● STATED GOAL: Make an exact copy of all the records.

● Stored records:

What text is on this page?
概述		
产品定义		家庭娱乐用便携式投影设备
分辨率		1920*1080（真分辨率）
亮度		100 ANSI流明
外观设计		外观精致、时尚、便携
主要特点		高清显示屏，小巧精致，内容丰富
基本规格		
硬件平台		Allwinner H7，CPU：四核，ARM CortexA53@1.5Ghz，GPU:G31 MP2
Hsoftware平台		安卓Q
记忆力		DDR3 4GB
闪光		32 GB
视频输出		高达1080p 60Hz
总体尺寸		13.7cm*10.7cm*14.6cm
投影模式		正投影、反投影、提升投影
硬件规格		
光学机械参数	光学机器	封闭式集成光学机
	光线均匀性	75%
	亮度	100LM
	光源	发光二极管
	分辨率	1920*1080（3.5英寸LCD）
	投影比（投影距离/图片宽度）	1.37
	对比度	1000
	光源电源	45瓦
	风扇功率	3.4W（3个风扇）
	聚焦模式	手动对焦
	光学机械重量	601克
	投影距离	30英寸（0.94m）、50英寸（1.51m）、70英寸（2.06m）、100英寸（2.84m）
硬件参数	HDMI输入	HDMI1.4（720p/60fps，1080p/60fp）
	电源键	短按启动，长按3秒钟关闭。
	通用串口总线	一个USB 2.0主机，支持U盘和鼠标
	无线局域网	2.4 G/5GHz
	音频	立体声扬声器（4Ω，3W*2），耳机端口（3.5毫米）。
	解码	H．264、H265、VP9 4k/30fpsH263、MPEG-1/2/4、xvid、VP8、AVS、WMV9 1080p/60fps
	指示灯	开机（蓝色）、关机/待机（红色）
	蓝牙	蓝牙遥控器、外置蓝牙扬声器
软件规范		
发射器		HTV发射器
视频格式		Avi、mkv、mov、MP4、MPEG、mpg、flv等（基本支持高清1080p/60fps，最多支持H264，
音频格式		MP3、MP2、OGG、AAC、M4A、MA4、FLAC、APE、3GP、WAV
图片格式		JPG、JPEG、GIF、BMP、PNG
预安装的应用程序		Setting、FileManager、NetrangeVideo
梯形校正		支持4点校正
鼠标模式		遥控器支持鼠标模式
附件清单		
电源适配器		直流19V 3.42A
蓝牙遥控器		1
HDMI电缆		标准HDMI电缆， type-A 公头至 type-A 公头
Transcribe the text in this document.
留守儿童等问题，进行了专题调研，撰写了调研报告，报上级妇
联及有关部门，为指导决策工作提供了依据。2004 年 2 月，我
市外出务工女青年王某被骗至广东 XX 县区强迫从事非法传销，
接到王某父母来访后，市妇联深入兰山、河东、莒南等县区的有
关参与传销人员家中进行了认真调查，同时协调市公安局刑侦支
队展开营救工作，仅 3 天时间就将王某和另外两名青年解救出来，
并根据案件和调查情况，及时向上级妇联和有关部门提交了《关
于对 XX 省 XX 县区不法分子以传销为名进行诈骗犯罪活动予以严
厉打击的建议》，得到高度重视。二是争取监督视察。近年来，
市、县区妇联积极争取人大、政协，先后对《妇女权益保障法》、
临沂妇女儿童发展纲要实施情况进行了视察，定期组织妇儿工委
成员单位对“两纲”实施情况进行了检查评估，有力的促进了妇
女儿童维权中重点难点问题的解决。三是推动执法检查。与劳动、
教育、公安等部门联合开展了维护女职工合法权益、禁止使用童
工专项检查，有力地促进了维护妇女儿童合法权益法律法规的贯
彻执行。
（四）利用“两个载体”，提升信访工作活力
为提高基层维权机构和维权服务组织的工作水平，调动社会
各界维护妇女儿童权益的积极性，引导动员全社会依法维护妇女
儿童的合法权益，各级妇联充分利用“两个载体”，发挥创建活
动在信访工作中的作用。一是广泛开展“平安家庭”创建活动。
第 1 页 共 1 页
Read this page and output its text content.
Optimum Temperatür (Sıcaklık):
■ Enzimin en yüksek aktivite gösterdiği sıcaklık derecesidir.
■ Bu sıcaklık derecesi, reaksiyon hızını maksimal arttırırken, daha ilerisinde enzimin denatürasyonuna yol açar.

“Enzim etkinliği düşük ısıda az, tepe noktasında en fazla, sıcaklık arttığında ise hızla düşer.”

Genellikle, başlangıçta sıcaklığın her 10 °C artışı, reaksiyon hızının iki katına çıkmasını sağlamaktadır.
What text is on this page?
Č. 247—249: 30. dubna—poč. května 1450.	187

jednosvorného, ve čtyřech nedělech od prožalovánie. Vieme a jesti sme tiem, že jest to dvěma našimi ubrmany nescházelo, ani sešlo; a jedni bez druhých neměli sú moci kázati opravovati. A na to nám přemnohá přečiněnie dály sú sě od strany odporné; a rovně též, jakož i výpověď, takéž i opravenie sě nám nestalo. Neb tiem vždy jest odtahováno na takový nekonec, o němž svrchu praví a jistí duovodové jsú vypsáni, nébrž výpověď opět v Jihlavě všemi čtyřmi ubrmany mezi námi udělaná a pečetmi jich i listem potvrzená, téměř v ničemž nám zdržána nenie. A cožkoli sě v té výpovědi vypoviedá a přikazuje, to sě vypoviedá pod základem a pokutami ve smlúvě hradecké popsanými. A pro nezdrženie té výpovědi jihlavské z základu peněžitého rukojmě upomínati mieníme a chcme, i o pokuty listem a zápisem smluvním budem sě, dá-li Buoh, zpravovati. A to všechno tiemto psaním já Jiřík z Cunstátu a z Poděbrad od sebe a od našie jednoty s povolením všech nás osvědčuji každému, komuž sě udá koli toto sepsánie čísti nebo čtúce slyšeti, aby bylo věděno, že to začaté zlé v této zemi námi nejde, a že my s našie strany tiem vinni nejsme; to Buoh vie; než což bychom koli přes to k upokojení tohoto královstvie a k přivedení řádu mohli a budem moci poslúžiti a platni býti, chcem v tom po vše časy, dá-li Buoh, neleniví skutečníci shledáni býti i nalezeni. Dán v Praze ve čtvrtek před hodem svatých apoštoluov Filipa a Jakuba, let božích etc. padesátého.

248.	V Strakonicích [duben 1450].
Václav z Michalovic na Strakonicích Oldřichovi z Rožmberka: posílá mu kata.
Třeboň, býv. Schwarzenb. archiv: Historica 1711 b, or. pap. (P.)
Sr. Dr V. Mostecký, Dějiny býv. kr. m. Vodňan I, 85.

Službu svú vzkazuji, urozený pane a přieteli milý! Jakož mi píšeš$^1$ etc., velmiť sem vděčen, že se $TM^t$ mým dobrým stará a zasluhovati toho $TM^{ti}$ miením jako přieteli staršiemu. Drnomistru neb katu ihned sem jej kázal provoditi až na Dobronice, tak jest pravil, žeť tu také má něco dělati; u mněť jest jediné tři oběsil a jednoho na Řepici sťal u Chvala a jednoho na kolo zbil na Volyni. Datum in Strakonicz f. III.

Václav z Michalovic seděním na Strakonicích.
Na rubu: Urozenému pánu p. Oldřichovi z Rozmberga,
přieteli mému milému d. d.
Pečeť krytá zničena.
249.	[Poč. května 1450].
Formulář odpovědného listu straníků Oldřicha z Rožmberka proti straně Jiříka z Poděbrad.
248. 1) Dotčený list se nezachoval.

● RESPONSE TO THE EXERCISE:
What text is on this page?
概述		
产品定义		家庭娱乐用便携式投影设备
分辨率		1920*1080（真分辨率）
亮度		100 ANSI流明
外观设计		外观精致、时尚、便携
主要特点		高清显示屏，小巧精致，内容丰富
基本规格		
硬件平台		Allwinner H7，CPU：四核，ARM CortexA53@1.5Ghz，GPU:G31 MP2
Hsoftware平台		安卓Q
记忆力		DDR3 4GB
闪光		32 GB
视频输出		高达1080p 60Hz
总体尺寸		13.7cm*10.7cm*14.6cm
投影模式		正投影、反投影、提升投影
硬件规格		
光学机械参数	光学机器	封闭式集成光学机
	光线均匀性	75%
	亮度	100LM
	光源	发光二极管
	分辨率	1920*1080（3.5英寸LCD）
	投影比（投影距离/图片宽度）	1.37
	对比度	1000
	光源电源	45瓦
	风扇功率	3.4W（3个风扇）
	聚焦模式	手动对焦
	光学机械重量	601克
	投影距离	30英寸（0.94m）、50英寸（1.51m）、70英寸（2.06m）、100英寸（2.84m）
硬件参数	HDMI输入	HDMI1.4（720p/60fps，1080p/60fp）
	电源键	短按启动，长按3秒钟关闭。
	通用串口总线	一个USB 2.0主机，支持U盘和鼠标
	无线局域网	2.4 G/5GHz
	音频	立体声扬声器（4Ω，3W*2），耳机端口（3.5毫米）。
	解码	H．264、H265、VP9 4k/30fpsH263、MPEG-1/2/4、xvid、VP8、AVS、WMV9 1080p/60fps
	指示灯	开机（蓝色）、关机/待机（红色）
	蓝牙	蓝牙遥控器、外置蓝牙扬声器
软件规范		
发射器		HTV发射器
视频格式		Avi、mkv、mov、MP4、MPEG、mpg、flv等（基本支持高清1080p/60fps，最多支持H264，
音频格式		MP3、MP2、OGG、AAC、M4A、MA4、FLAC、APE、3GP、WAV
图片格式		JPG、JPEG、GIF、BMP、PNG
预安装的应用程序		Setting、FileManager、NetrangeVideo
梯形校正		支持4点校正
鼠标模式		遥控器支持鼠标模式
附件清单		
电源适配器		直流19V 3.42A
蓝牙遥控器		1
HDMI电缆		标准HDMI电缆， type-A 公头至 type-A 公头
Transcribe the text in this document.
留守儿童等问题，进行了专题调研，撰写了调研报告，报上级妇
联及有关部门，为指导决策工作提供了依据。2004 年 2 月，我
市外出务工女青年王某被骗至广东 XX 县区强迫从事非法传销，
接到王某父母来访后，市妇联深入兰山、河东、莒南等县区的有
关参与传销人员家中进行了认真调查，同时协调市公安局刑侦支
队展开营救工作，仅 3 天时间就将王某和另外两名青年解救出来，
并根据案件和调查情况，及时向上级妇联和有关部门提交了《关
于对 XX 省 XX 县区不法分子以传销为名进行诈骗犯罪活动予以严
厉打击的建议》，得到高度重视。二是争取监督视察。近年来，
市、县区妇联积极争取人大、政协，先后对《妇女权益保障法》、
临沂妇女儿童发展纲要实施情况进行了视察，定期组织妇儿工委
成员单位对“两纲”实施情况进行了检查评估，有力的促进了妇
女儿童维权中重点难点问题的解决。三是推动执法检查。与劳动、
教育、公安等部门联合开展了维护女职工合法权益、禁止使用童
工专项检查，有力地促进了维护妇女儿童合法权益法律法规的贯
彻执行。
（四）利用“两个载体”，提升信访工作活力
为提高基层维权机构和维权服务组织的工作水平，调动社会
各界维护妇女儿童权益的积极性，引导动员全社会依法维护妇女
儿童的合法权益，各级妇联充分利用“两个载体”，发挥创建活
动在信访工作中的作用。一是广泛开展“平安家庭”创建活动。
第 1 页 共 1 页
Read this page and output its text content.
Optimum Temperatür (Sıcaklık):
■ Enzimin en yüksek aktivite gösterdiği sıcaklık derecesidir.
■ Bu sıcaklık derecesi, reaksiyon hızını maksimal arttırırken, daha ilerisinde enzimin denatürasyonuna yol açar.

“Enzim etkinliği düşük ısıda az, tepe noktasında en fazla, sıcaklık arttığında ise hızla düşer.”

Genellikle, başlangıçta sıcaklığın her 10 °C artışı, reaksiyon hızının iki katına çıkmasını sağlamaktadır.
What text is on this page?
Č. 247—249: 30. dubna—poč. května 1450.	187

jednosvorného, ve čtyřech nedělech od prožalovánie. Vieme a jesti sme tiem, že jest to dvěma našimi ubrmany nescházelo, ani sešlo; a jedni bez druhých neměli sú moci kázati opravovati. A na to nám přemnohá přečiněnie dály sú sě od strany odporné; a rovně též, jakož i výpověď, takéž i opravenie sě nám nestalo. Neb tiem vždy jest odtahováno na takový nekonec, o němž svrchu praví a jistí duovodové jsú vypsáni, nébrž výpověď opět v Jihlavě všemi čtyřmi ubrmany mezi námi udělaná a pečetmi jich i listem potvrzená, téměř v ničemž nám zdržána nenie. A cožkoli sě v té výpovědi vypoviedá a přikazuje, to sě vypoviedá pod základem a pokutami ve smlúvě hradecké popsanými. A pro nezdrženie té výpovědi jihlavské z základu peněžitého rukojmě upomínati mieníme a chcme, i o pokuty listem a zápisem smluvním budem sě, dá-li Buoh, zpravovati. A to všechno tiemto psaním já Jiřík z Cunstátu a z Poděbrad od sebe a od našie jednoty s povolením všech nás osvědčuji každému, komuž sě udá koli toto sepsánie čísti nebo čtúce slyšeti, aby bylo věděno, že to začaté zlé v této zemi námi nejde, a že my s našie strany tiem vinni nejsme; to Buoh vie; než což bychom koli přes to k upokojení tohoto královstvie a k přivedení řádu mohli a budem moci poslúžiti a platni býti, chcem v tom po vše časy, dá-li Buoh, neleniví skutečníci shledáni býti i nalezeni. Dán v Praze ve čtvrtek před hodem svatých apoštoluov Filipa a Jakuba, let božích etc. padesátého.

248.	V Strakonicích [duben 1450].
Václav z Michalovic na Strakonicích Oldřichovi z Rožmberka: posílá mu kata.
Třeboň, býv. Schwarzenb. archiv: Historica 1711 b, or. pap. (P.)
Sr. Dr V. Mostecký, Dějiny býv. kr. m. Vodňan I, 85.

Službu svú vzkazuji, urozený pane a přieteli milý! Jakož mi píšeš$^1$ etc., velmiť sem vděčen, že se $TM^t$ mým dobrým stará a zasluhovati toho $TM^{ti}$ miením jako přieteli staršiemu. Drnomistru neb katu ihned sem jej kázal provoditi až na Dobronice, tak jest pravil, žeť tu také má něco dělati; u mněť jest jediné tři oběsil a jednoho na Řepici sťal u Chvala a jednoho na kolo zbil na Volyni. Datum in Strakonicz f. III.

Václav z Michalovic seděním na Strakonicích.
Na rubu: Urozenému pánu p. Oldřichovi z Rozmberga,
přieteli mému milému d. d.
Pečeť krytá zničena.
249.	[Poč. května 1450].
Formulář odpovědného listu straníků Oldřicha z Rožmberka proti straně Jiříka z Poděbrad.
248. 1) Dotčený list se nezachoval.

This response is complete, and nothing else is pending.